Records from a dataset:
━━━
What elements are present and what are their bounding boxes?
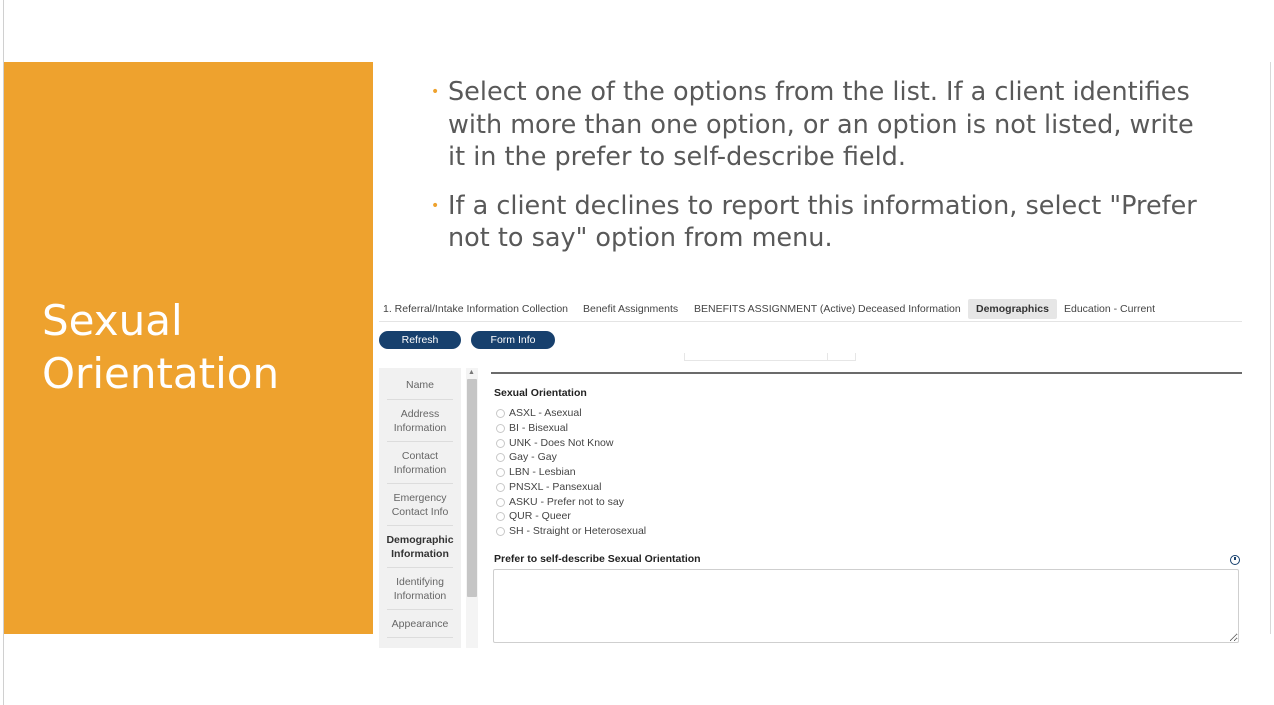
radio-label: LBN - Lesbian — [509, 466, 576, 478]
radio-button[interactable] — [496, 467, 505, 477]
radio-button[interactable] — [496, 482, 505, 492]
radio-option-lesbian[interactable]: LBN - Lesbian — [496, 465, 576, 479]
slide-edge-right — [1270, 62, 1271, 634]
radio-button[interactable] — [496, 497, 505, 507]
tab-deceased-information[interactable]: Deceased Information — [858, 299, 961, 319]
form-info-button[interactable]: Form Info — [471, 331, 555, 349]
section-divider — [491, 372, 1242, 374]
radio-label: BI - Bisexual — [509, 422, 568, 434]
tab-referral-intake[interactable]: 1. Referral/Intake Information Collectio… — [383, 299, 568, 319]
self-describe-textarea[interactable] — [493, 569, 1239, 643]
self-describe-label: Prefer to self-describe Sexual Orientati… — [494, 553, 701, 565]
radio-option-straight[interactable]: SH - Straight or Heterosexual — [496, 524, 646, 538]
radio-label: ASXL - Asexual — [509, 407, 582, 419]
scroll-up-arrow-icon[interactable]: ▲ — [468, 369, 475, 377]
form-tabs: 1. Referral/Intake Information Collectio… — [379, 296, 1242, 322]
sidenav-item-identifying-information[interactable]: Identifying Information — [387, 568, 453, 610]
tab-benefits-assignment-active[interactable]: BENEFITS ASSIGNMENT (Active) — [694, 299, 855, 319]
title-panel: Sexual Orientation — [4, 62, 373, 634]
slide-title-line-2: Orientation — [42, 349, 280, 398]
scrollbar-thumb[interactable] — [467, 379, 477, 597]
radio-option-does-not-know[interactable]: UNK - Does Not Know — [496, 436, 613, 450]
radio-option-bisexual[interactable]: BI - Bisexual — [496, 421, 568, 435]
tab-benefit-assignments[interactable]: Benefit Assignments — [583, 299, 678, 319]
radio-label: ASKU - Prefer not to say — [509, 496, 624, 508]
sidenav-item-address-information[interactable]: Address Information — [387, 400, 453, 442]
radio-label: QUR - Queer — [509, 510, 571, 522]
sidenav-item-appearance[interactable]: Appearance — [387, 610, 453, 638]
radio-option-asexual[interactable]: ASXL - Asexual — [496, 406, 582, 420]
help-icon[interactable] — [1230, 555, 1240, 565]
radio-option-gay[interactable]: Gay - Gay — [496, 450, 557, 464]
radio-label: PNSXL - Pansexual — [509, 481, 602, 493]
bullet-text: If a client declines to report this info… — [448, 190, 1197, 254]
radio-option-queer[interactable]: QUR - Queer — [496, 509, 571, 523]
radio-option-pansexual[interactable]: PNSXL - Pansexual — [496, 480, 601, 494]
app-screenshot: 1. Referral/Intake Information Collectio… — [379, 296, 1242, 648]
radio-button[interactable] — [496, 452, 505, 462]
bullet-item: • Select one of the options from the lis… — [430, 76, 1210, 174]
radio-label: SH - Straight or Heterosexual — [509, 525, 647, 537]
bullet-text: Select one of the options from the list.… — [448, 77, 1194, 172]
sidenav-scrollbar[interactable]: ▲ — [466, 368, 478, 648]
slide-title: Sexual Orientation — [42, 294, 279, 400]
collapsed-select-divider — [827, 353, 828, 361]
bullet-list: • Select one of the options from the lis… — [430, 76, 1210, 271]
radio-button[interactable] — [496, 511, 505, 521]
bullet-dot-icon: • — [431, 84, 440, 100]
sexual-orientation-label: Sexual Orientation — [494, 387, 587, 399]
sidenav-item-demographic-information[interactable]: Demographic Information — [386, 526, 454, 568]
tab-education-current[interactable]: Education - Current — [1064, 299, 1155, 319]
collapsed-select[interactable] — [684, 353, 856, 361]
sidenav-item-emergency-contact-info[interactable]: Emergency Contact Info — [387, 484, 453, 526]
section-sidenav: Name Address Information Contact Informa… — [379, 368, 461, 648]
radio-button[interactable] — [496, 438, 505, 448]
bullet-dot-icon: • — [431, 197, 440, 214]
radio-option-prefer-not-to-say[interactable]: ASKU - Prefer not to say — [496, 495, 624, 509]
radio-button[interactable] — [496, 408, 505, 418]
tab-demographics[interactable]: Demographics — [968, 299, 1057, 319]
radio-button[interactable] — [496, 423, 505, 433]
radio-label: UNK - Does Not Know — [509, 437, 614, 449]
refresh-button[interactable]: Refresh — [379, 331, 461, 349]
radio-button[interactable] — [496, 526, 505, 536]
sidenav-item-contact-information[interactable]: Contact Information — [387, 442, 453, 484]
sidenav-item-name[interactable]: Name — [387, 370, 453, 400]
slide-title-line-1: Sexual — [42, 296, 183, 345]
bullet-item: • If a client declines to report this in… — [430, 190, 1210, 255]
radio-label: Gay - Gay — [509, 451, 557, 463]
━━━
### Written instruction
Copy every line of the records above word for word, leaving out the picture.

### Written reply
What elements are present and what are their bounding boxes?
radio-label: LBN - Lesbian — [509, 466, 576, 478]
radio-button[interactable] — [496, 467, 505, 477]
radio-button[interactable] — [496, 482, 505, 492]
radio-option-lesbian[interactable]: LBN - Lesbian — [496, 465, 576, 479]
slide-edge-right — [1270, 62, 1271, 634]
radio-button[interactable] — [496, 497, 505, 507]
tab-deceased-information[interactable]: Deceased Information — [858, 299, 961, 319]
form-info-button[interactable]: Form Info — [471, 331, 555, 349]
section-divider — [491, 372, 1242, 374]
radio-label: BI - Bisexual — [509, 422, 568, 434]
tab-referral-intake[interactable]: 1. Referral/Intake Information Collectio… — [383, 299, 568, 319]
self-describe-textarea[interactable] — [493, 569, 1239, 643]
self-describe-label: Prefer to self-describe Sexual Orientati… — [494, 553, 701, 565]
radio-option-straight[interactable]: SH - Straight or Heterosexual — [496, 524, 646, 538]
radio-label: ASXL - Asexual — [509, 407, 582, 419]
scroll-up-arrow-icon[interactable]: ▲ — [468, 369, 475, 377]
form-tabs: 1. Referral/Intake Information Collectio… — [379, 296, 1242, 322]
sidenav-item-identifying-information[interactable]: Identifying Information — [387, 568, 453, 610]
tab-benefits-assignment-active[interactable]: BENEFITS ASSIGNMENT (Active) — [694, 299, 855, 319]
title-panel: Sexual Orientation — [4, 62, 373, 634]
slide-title-line-2: Orientation — [42, 349, 280, 398]
scrollbar-thumb[interactable] — [467, 379, 477, 597]
radio-option-does-not-know[interactable]: UNK - Does Not Know — [496, 436, 613, 450]
radio-option-bisexual[interactable]: BI - Bisexual — [496, 421, 568, 435]
tab-benefit-assignments[interactable]: Benefit Assignments — [583, 299, 678, 319]
radio-label: ASKU - Prefer not to say — [509, 496, 624, 508]
sidenav-item-address-information[interactable]: Address Information — [387, 400, 453, 442]
radio-label: QUR - Queer — [509, 510, 571, 522]
sidenav-item-appearance[interactable]: Appearance — [387, 610, 453, 638]
radio-option-asexual[interactable]: ASXL - Asexual — [496, 406, 582, 420]
help-icon[interactable] — [1230, 555, 1240, 565]
radio-option-gay[interactable]: Gay - Gay — [496, 450, 557, 464]
radio-label: PNSXL - Pansexual — [509, 481, 602, 493]
bullet-text: If a client declines to report this info… — [448, 190, 1197, 254]
radio-option-queer[interactable]: QUR - Queer — [496, 509, 571, 523]
radio-option-pansexual[interactable]: PNSXL - Pansexual — [496, 480, 601, 494]
app-screenshot: 1. Referral/Intake Information Collectio… — [379, 296, 1242, 648]
radio-button[interactable] — [496, 452, 505, 462]
bullet-item: • Select one of the options from the lis… — [430, 76, 1210, 174]
radio-label: SH - Straight or Heterosexual — [509, 525, 647, 537]
bullet-text: Select one of the options from the list.… — [448, 77, 1194, 172]
sidenav-scrollbar[interactable]: ▲ — [466, 368, 478, 648]
slide-title: Sexual Orientation — [42, 294, 279, 400]
collapsed-select-divider — [827, 353, 828, 361]
bullet-list: • Select one of the options from the lis… — [430, 76, 1210, 271]
radio-button[interactable] — [496, 511, 505, 521]
bullet-dot-icon: • — [431, 84, 440, 100]
sexual-orientation-label: Sexual Orientation — [494, 387, 587, 399]
sidenav-item-demographic-information[interactable]: Demographic Information — [386, 526, 454, 568]
tab-education-current[interactable]: Education - Current — [1064, 299, 1155, 319]
collapsed-select[interactable] — [684, 353, 856, 361]
sidenav-item-emergency-contact-info[interactable]: Emergency Contact Info — [387, 484, 453, 526]
section-sidenav: Name Address Information Contact Informa… — [379, 368, 461, 648]
radio-button[interactable] — [496, 438, 505, 448]
bullet-dot-icon: • — [431, 197, 440, 214]
radio-option-prefer-not-to-say[interactable]: ASKU - Prefer not to say — [496, 495, 624, 509]
radio-button[interactable] — [496, 408, 505, 418]
tab-demographics[interactable]: Demographics — [968, 299, 1057, 319]
radio-button[interactable] — [496, 423, 505, 433]
radio-label: UNK - Does Not Know — [509, 437, 614, 449]
refresh-button[interactable]: Refresh — [379, 331, 461, 349]
radio-button[interactable] — [496, 526, 505, 536]
sidenav-item-contact-information[interactable]: Contact Information — [387, 442, 453, 484]
sidenav-item-name[interactable]: Name — [387, 370, 453, 400]
slide-title-line-1: Sexual — [42, 296, 183, 345]
bullet-item: • If a client declines to report this in… — [430, 190, 1210, 255]
radio-label: Gay - Gay — [509, 451, 557, 463]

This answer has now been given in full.